══ DATA FOR REVIEW ══

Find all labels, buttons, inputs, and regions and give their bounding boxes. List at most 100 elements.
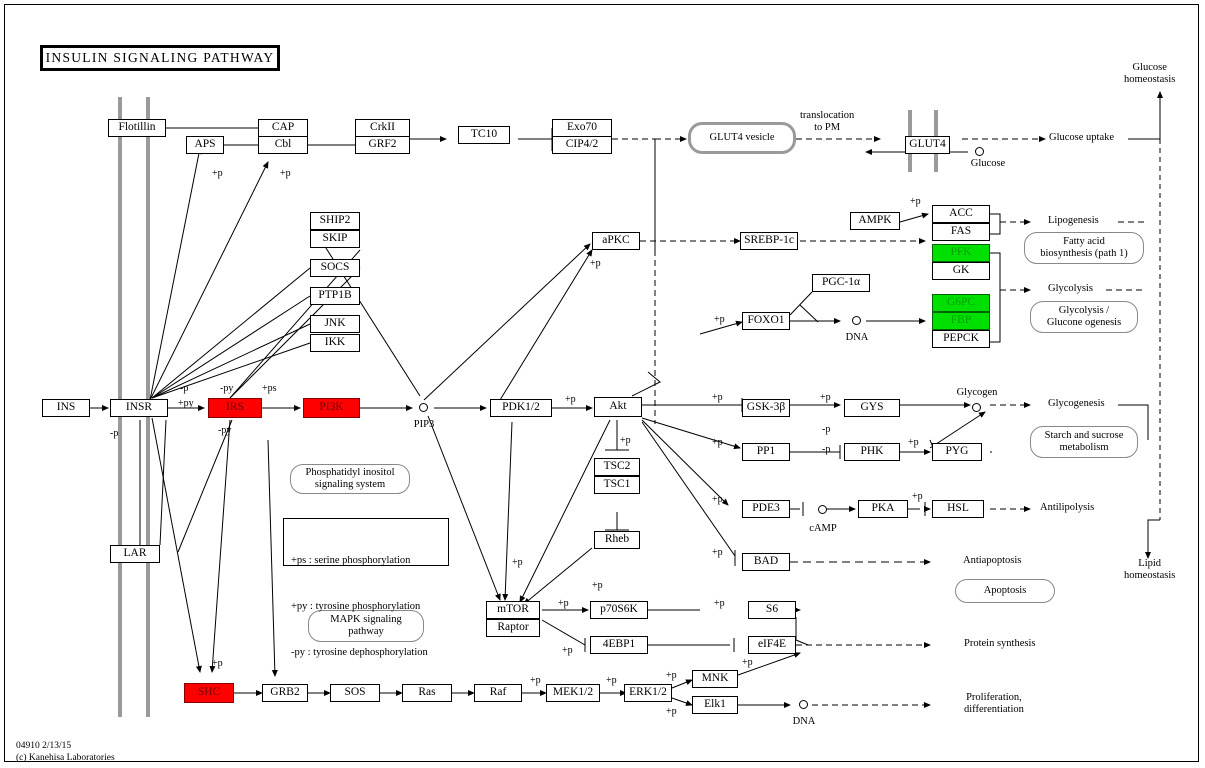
node-glut4-vesicle[interactable]: GLUT4 vesicle [688,122,796,154]
label-glucose-homeostasis: Glucose homeostasis [1124,62,1175,86]
compound-camp [818,505,827,514]
node-apkc[interactable]: aPKC [592,232,640,250]
node-gsk-3b[interactable]: GSK-3β [742,399,790,417]
node-lar[interactable]: LAR [110,545,160,563]
edge-label-p-s6: +p [714,598,725,609]
proliferation-line1: Proliferation, [966,692,1022,703]
node-irs[interactable]: IRS [208,398,262,418]
node-jnk[interactable]: JNK [310,315,360,333]
node-phk[interactable]: PHK [844,443,900,461]
node-fbp[interactable]: FBP [932,312,990,330]
node-gys[interactable]: GYS [844,399,900,417]
node-akt[interactable]: Akt [594,397,642,417]
node-crkii[interactable]: CrkII [355,119,410,137]
node-glut4[interactable]: GLUT4 [905,136,950,154]
node-pde3[interactable]: PDE3 [742,500,790,518]
label-glucose-uptake: Glucose uptake [1049,132,1115,143]
edge-label-p-pde3: +p [712,494,723,505]
lipid-homeostasis-line2: homeostasis [1124,570,1176,582]
node-bad[interactable]: BAD [742,553,790,571]
mapbox-starch-sucrose-metabolism[interactable]: Starch and sucrose metabolism [1030,426,1138,458]
node-fas[interactable]: FAS [932,223,990,241]
compound-dna-foxo1 [852,316,861,325]
node-mnk[interactable]: MNK [692,670,738,688]
node-tsc1[interactable]: TSC1 [594,476,640,494]
node-p70s6k[interactable]: p70S6K [590,601,648,619]
node-4ebp1[interactable]: 4EBP1 [590,636,648,654]
node-gk[interactable]: GK [932,262,990,280]
label-dna-foxo1: DNA [845,332,869,343]
node-skip[interactable]: SKIP [310,230,360,248]
node-raptor[interactable]: Raptor [486,619,540,637]
node-flotillin[interactable]: Flotillin [108,119,166,137]
mapbox-phosphatidyl-inositol-signaling[interactable]: Phosphatidyl inositol signaling system [290,464,410,494]
node-g6pc[interactable]: G6PC [932,294,990,312]
label-antilipolysis: Antilipolysis [1040,502,1095,513]
legend-line-2: +py : tyrosine phosphorylation [291,601,421,613]
node-ptp1b[interactable]: PTP1B [310,287,360,305]
edge-label-p-hsl: +p [912,491,923,502]
glyc-gluco-line1: Glycolysis / [1058,304,1110,316]
node-srebp-1c[interactable]: SREBP-1c [740,232,798,250]
node-mek1-2[interactable]: MEK1/2 [546,684,600,702]
starch-line2: metabolism [1059,442,1109,453]
legend-line-3: -py : tyrosine dephosphorylation [291,646,428,658]
node-pgc-1a[interactable]: PGC-1α [812,274,870,292]
label-antiapoptosis: Antiapoptosis [963,555,1022,566]
edge-label-p-mtor-a: +p [512,557,523,568]
label-glucose: Glucose [970,158,1006,169]
node-pdk1-2[interactable]: PDK1/2 [490,399,552,417]
edge-label-p-elk1: +p [666,706,677,717]
node-pka[interactable]: PKA [858,500,908,518]
label-pip3: PIP3 [413,419,435,430]
node-pi3k[interactable]: PI3K [303,398,360,418]
node-pyg[interactable]: PYG [932,443,982,461]
node-ampk[interactable]: AMPK [850,212,900,230]
edge-label-p-akt-up: +p [620,435,631,446]
node-foxo1[interactable]: FOXO1 [742,312,790,330]
page-title: INSULIN SIGNALING PATHWAY [40,45,280,71]
node-rheb[interactable]: Rheb [594,531,640,549]
node-tsc2[interactable]: TSC2 [594,458,640,476]
node-elk1[interactable]: Elk1 [692,696,738,714]
compound-glycogen [972,403,981,412]
node-acc[interactable]: ACC [932,205,990,223]
node-raf[interactable]: Raf [474,684,522,702]
node-ship2[interactable]: SHIP2 [310,212,360,230]
edge-label-p-aps: +p [212,168,223,179]
node-ikk[interactable]: IKK [310,334,360,352]
node-mtor[interactable]: mTOR [486,601,540,619]
node-pfk[interactable]: PFK [932,244,990,262]
node-eif4e[interactable]: eIF4E [748,636,796,654]
mapbox-glycolysis-gluconeogenesis[interactable]: Glycolysis / Glucone ogenesis [1030,301,1138,333]
node-pepck[interactable]: PEPCK [932,330,990,348]
label-glycogenesis: Glycogenesis [1048,398,1105,409]
edge-label-p-pp1: +p [712,437,723,448]
node-socs[interactable]: SOCS [310,259,360,277]
edge-label-py-irs-minus-top: -py [220,383,234,394]
node-grf2[interactable]: GRF2 [355,136,410,154]
node-erk1-2[interactable]: ERK1/2 [624,684,672,702]
fatty-acid-line2: biosynthesis (path 1) [1040,248,1128,259]
edge-label-p-insr-minus: -p [180,383,189,394]
node-cap[interactable]: CAP [258,119,308,137]
proliferation-line2: differentiation [964,704,1024,716]
node-s6[interactable]: S6 [748,601,796,619]
mapbox-apoptosis[interactable]: Apoptosis [955,579,1055,603]
edge-label-p-4ebp1: +p [562,645,573,656]
mapbox-fatty-acid-biosynthesis[interactable]: Fatty acid biosynthesis (path 1) [1024,232,1144,264]
node-cbl[interactable]: Cbl [258,136,308,154]
node-aps[interactable]: APS [186,136,224,154]
node-shc[interactable]: SHC [184,683,234,703]
node-exo70[interactable]: Exo70 [552,119,612,137]
node-pp1[interactable]: PP1 [742,443,790,461]
edge-label-p-erk12: +p [606,675,617,686]
label-protein-synthesis: Protein synthesis [964,638,1036,649]
node-cip4-2[interactable]: CIP4/2 [552,136,612,154]
edge-label-p-gsk3b: +p [712,392,723,403]
edge-label-p-pyg-minus: -p [822,444,831,455]
node-ins[interactable]: INS [42,399,90,417]
node-hsl[interactable]: HSL [932,500,984,518]
node-insr[interactable]: INSR [110,399,168,417]
node-tc10[interactable]: TC10 [458,126,510,144]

═══

* WHAT NEEDS TO BE DONE
Copy the records above exactly, omitting every picture.

* WRITTEN SOLUTION
Find all labels, buttons, inputs, and regions and give their bounding boxes. List at most 100 elements.
node-glut4-vesicle[interactable]: GLUT4 vesicle [688,122,796,154]
label-glucose-homeostasis: Glucose homeostasis [1124,62,1175,86]
compound-camp [818,505,827,514]
node-apkc[interactable]: aPKC [592,232,640,250]
node-gsk-3b[interactable]: GSK-3β [742,399,790,417]
node-lar[interactable]: LAR [110,545,160,563]
edge-label-p-s6: +p [714,598,725,609]
proliferation-line1: Proliferation, [966,692,1022,703]
node-irs[interactable]: IRS [208,398,262,418]
node-jnk[interactable]: JNK [310,315,360,333]
node-phk[interactable]: PHK [844,443,900,461]
node-fbp[interactable]: FBP [932,312,990,330]
node-gys[interactable]: GYS [844,399,900,417]
node-akt[interactable]: Akt [594,397,642,417]
node-crkii[interactable]: CrkII [355,119,410,137]
node-glut4[interactable]: GLUT4 [905,136,950,154]
node-pde3[interactable]: PDE3 [742,500,790,518]
label-glucose-uptake: Glucose uptake [1049,132,1115,143]
edge-label-p-pde3: +p [712,494,723,505]
lipid-homeostasis-line2: homeostasis [1124,570,1176,582]
node-bad[interactable]: BAD [742,553,790,571]
mapbox-starch-sucrose-metabolism[interactable]: Starch and sucrose metabolism [1030,426,1138,458]
node-fas[interactable]: FAS [932,223,990,241]
compound-dna-foxo1 [852,316,861,325]
node-mnk[interactable]: MNK [692,670,738,688]
node-tsc1[interactable]: TSC1 [594,476,640,494]
node-p70s6k[interactable]: p70S6K [590,601,648,619]
node-4ebp1[interactable]: 4EBP1 [590,636,648,654]
node-gk[interactable]: GK [932,262,990,280]
label-dna-foxo1: DNA [845,332,869,343]
node-skip[interactable]: SKIP [310,230,360,248]
node-raptor[interactable]: Raptor [486,619,540,637]
node-flotillin[interactable]: Flotillin [108,119,166,137]
mapbox-phosphatidyl-inositol-signaling[interactable]: Phosphatidyl inositol signaling system [290,464,410,494]
node-g6pc[interactable]: G6PC [932,294,990,312]
label-antilipolysis: Antilipolysis [1040,502,1095,513]
legend-line-2: +py : tyrosine phosphorylation [291,601,421,613]
node-ptp1b[interactable]: PTP1B [310,287,360,305]
edge-label-p-hsl: +p [912,491,923,502]
glyc-gluco-line1: Glycolysis / [1058,304,1110,316]
node-srebp-1c[interactable]: SREBP-1c [740,232,798,250]
node-mek1-2[interactable]: MEK1/2 [546,684,600,702]
starch-line2: metabolism [1059,442,1109,453]
legend-line-3: -py : tyrosine dephosphorylation [291,646,428,658]
node-pgc-1a[interactable]: PGC-1α [812,274,870,292]
label-antiapoptosis: Antiapoptosis [963,555,1022,566]
edge-label-p-mtor-a: +p [512,557,523,568]
label-glucose: Glucose [970,158,1006,169]
node-pdk1-2[interactable]: PDK1/2 [490,399,552,417]
edge-label-p-elk1: +p [666,706,677,717]
node-pka[interactable]: PKA [858,500,908,518]
label-pip3: PIP3 [413,419,435,430]
node-pi3k[interactable]: PI3K [303,398,360,418]
node-pyg[interactable]: PYG [932,443,982,461]
node-ampk[interactable]: AMPK [850,212,900,230]
edge-label-p-akt-up: +p [620,435,631,446]
node-foxo1[interactable]: FOXO1 [742,312,790,330]
page-title: INSULIN SIGNALING PATHWAY [40,45,280,71]
node-rheb[interactable]: Rheb [594,531,640,549]
node-tsc2[interactable]: TSC2 [594,458,640,476]
node-elk1[interactable]: Elk1 [692,696,738,714]
compound-glycogen [972,403,981,412]
node-acc[interactable]: ACC [932,205,990,223]
node-raf[interactable]: Raf [474,684,522,702]
node-ship2[interactable]: SHIP2 [310,212,360,230]
edge-label-p-aps: +p [212,168,223,179]
node-ikk[interactable]: IKK [310,334,360,352]
node-mtor[interactable]: mTOR [486,601,540,619]
node-pfk[interactable]: PFK [932,244,990,262]
node-eif4e[interactable]: eIF4E [748,636,796,654]
mapbox-glycolysis-gluconeogenesis[interactable]: Glycolysis / Glucone ogenesis [1030,301,1138,333]
node-pepck[interactable]: PEPCK [932,330,990,348]
label-glycogenesis: Glycogenesis [1048,398,1105,409]
edge-label-p-pp1: +p [712,437,723,448]
node-socs[interactable]: SOCS [310,259,360,277]
edge-label-py-irs-minus-top: -py [220,383,234,394]
node-grf2[interactable]: GRF2 [355,136,410,154]
node-erk1-2[interactable]: ERK1/2 [624,684,672,702]
fatty-acid-line2: biosynthesis (path 1) [1040,248,1128,259]
edge-label-p-insr-minus: -p [180,383,189,394]
node-cap[interactable]: CAP [258,119,308,137]
proliferation-line2: differentiation [964,704,1024,716]
node-s6[interactable]: S6 [748,601,796,619]
mapbox-apoptosis[interactable]: Apoptosis [955,579,1055,603]
edge-label-p-4ebp1: +p [562,645,573,656]
mapbox-fatty-acid-biosynthesis[interactable]: Fatty acid biosynthesis (path 1) [1024,232,1144,264]
node-cbl[interactable]: Cbl [258,136,308,154]
node-aps[interactable]: APS [186,136,224,154]
node-shc[interactable]: SHC [184,683,234,703]
node-exo70[interactable]: Exo70 [552,119,612,137]
node-pp1[interactable]: PP1 [742,443,790,461]
edge-label-p-erk12: +p [606,675,617,686]
label-protein-synthesis: Protein synthesis [964,638,1036,649]
node-cip4-2[interactable]: CIP4/2 [552,136,612,154]
edge-label-p-gsk3b: +p [712,392,723,403]
edge-label-p-pyg-minus: -p [822,444,831,455]
node-ins[interactable]: INS [42,399,90,417]
node-hsl[interactable]: HSL [932,500,984,518]
node-insr[interactable]: INSR [110,399,168,417]
node-tc10[interactable]: TC10 [458,126,510,144]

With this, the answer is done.